SET OF TASKS:
1: Decide whether each statement agrees with the forum thread on exhaust port threads, answering yes or no and quoting the words that decide it: (a) the nut held in place once it was set with JB weld; (b) the friend's tap can be used with only the exhaust pipe removed; (c) AJS built three of the 1934 V4 machines.
2: According to the forum thread on exhaust port threads, how long did it take to build the 1934 V4 double overhead cam AJS from scratch?
3: Write the next part of the forum thread on exhaust port threads, picking up after its final sentence.
++++ DOCUMENT ++++
Exhaust port threads

Joined
Dec 22, 2006
Messages
6,648
Country flag
I'm looking for a quick and possibly dirty way to hold the exhaust nut in place with ruined threads. I plan a major tear down next winter, so the head will be off then for a proper repair. I have tried putting the nut in with JB weld, that failed. Isuspect I may as well pull the head now and get on with it.

A friend made up a tap for the same problem on Vincent exhaust ports. This tap cuts new larger dia. threads into the port right in place, only the exhaust pipe has to come off. He then uses matching larger dia. exhaust nuts which he made up in a batch of 10 or so.
I used the setup on my Vincent and the repair is good enough to be permanent.
Of course he has some tool and die making skills I may be lacking.

On that subject, here is something he built for fun in his basement, one perfect piece at a time. It is the only one in the world, AJS built three in 1934 but all have dissappeared.

http://www.craig.howell.net/legend07/index2.htm

Go to index 36, the bike he built entirely from scratch is the 1934 V4 double overhead cam AJS. Didn't take long either, about 18 months.

Glen
 
Joined
Dec 22, 2006
Messages
6,648
Country flag
Thanks for the link Coco
The stripped port already has had a steel insert welded in, but I see Colorado Norton Works may be able to do their repair in spite of this.

I like the look of the Norivns in particular, some of the Eglis look a bit like Uglis to me.
I have been lusting after a Norivn for some time now, but I am rethinking that after following a recent discussion on the Vincent site. A number of people there own or have owned Norvins. The consensus is that putting the Vincent engine into the Featherbed frame screws up the great handling of the Featherbed. This is because of the high centre of gravity created by shoehorning the large Vincent engine in.
++++ SUPPLIED INFORMATION ++++
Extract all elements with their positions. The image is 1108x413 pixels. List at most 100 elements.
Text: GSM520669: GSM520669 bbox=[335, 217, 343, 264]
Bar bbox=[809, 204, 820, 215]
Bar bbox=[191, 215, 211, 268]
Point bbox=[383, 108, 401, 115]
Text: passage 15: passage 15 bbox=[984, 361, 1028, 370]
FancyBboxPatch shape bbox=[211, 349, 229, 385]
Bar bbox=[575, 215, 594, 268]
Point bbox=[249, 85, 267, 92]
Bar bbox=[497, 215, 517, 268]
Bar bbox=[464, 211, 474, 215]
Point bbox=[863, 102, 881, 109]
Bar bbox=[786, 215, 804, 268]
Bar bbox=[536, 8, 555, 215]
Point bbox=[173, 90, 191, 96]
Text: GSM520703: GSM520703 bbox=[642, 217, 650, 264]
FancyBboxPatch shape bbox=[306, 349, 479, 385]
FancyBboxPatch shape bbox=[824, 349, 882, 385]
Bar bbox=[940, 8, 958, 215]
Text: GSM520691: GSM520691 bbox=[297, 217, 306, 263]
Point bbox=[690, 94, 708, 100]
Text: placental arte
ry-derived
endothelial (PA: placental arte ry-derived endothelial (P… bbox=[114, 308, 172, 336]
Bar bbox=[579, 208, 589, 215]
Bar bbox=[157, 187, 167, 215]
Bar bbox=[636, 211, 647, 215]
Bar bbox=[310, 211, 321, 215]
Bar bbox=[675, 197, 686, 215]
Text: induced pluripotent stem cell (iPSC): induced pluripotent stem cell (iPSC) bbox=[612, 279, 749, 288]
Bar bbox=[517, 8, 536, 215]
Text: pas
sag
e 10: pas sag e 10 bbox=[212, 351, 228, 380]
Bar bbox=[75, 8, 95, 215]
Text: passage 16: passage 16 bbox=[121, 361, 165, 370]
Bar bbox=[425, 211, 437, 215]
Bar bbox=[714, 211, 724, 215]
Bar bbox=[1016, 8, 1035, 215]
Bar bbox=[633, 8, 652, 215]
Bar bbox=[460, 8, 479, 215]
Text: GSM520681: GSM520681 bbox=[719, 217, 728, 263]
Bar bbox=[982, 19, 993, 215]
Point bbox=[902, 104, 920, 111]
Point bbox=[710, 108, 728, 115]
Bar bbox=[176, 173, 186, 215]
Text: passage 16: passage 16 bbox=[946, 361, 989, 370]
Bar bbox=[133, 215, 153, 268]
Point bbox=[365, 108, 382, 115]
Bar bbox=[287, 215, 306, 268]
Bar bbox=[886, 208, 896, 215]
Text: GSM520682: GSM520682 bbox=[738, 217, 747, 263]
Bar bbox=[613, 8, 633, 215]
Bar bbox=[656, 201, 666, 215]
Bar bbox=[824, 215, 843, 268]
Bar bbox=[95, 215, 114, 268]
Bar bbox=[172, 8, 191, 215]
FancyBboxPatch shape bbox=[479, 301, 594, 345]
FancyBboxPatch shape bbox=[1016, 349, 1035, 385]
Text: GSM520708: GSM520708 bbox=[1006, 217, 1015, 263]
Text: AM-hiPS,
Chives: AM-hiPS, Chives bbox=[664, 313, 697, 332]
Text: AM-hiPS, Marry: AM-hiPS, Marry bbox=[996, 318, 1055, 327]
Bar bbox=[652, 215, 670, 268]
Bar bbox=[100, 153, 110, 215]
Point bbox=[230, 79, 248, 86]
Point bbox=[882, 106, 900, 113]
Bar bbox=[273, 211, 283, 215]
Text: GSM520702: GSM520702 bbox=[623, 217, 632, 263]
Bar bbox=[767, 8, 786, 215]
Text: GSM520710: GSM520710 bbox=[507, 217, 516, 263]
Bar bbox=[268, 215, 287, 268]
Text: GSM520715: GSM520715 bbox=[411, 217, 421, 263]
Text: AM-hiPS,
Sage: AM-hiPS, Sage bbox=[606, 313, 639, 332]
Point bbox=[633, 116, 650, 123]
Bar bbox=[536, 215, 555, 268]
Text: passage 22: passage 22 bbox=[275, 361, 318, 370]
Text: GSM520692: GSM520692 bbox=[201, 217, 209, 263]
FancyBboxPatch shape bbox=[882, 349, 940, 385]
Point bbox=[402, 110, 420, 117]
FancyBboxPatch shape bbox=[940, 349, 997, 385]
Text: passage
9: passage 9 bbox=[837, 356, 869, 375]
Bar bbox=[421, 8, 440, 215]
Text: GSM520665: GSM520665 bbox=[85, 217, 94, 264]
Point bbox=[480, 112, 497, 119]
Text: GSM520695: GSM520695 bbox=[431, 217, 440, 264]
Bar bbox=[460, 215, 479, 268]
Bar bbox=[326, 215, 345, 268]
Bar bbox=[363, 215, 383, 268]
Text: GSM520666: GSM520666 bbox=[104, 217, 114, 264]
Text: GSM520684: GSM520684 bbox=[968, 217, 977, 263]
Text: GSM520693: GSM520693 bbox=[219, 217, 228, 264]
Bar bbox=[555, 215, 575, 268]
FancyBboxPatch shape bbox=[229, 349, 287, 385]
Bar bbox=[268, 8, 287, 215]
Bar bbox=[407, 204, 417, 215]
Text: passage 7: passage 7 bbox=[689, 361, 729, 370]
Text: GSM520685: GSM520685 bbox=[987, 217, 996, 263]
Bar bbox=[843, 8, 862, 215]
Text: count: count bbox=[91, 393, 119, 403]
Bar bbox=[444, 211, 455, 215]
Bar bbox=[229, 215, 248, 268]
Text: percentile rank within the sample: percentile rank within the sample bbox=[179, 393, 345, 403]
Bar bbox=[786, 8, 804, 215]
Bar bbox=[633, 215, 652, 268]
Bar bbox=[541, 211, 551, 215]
++++
ANSWER LIST:
1:
(a) No: "I have tried putting the nut in with JB weld, that failed."
(b) Yes: "only the exhaust pipe has to come off."
(c) Yes: "AJS built three in 1934 but all have dissappeared."

2: About 18 months.

3:
One owner said that he rarely rode his Norvin because of the poor handling, instead chosing to ride his standard Vincent which has a low centre of gravity and handles nicely.
The Eglis are said to handle well though.

If I had the money, I would go for one of the new Godet Eglis, they are a recreation of the Vincent Engined Eglis built by Fritz Egli back in the 70s.
To me they are the most beautiful bike built today, and at up to 1330 CC and just 385 pounds they are fast.

http://www.godet-motorcycles.com/egli/egli03.htm
 
Joined
Aug 14, 2006
Messages
1,451
worntorn said:
If I had the money, I would go for one of the new Godet Eglis, they are a recreation of the Vincent Engined Eglis built by Fritz Egli back in the 70s.
To me they are the most beautiful bike built today, and at up to 1330 CC and just 385 pounds they are fast.

http://www.godet-motorcycles.com/egli/egli03.htm

There was a write up in Classic Bike a while back and they had the new Egli-Vincents (not the Godet version) with a price tag of around 40,000 pounds which is roughly $88,400 Canadian :shock: . I forget who the maker was.

They are beautiful machines.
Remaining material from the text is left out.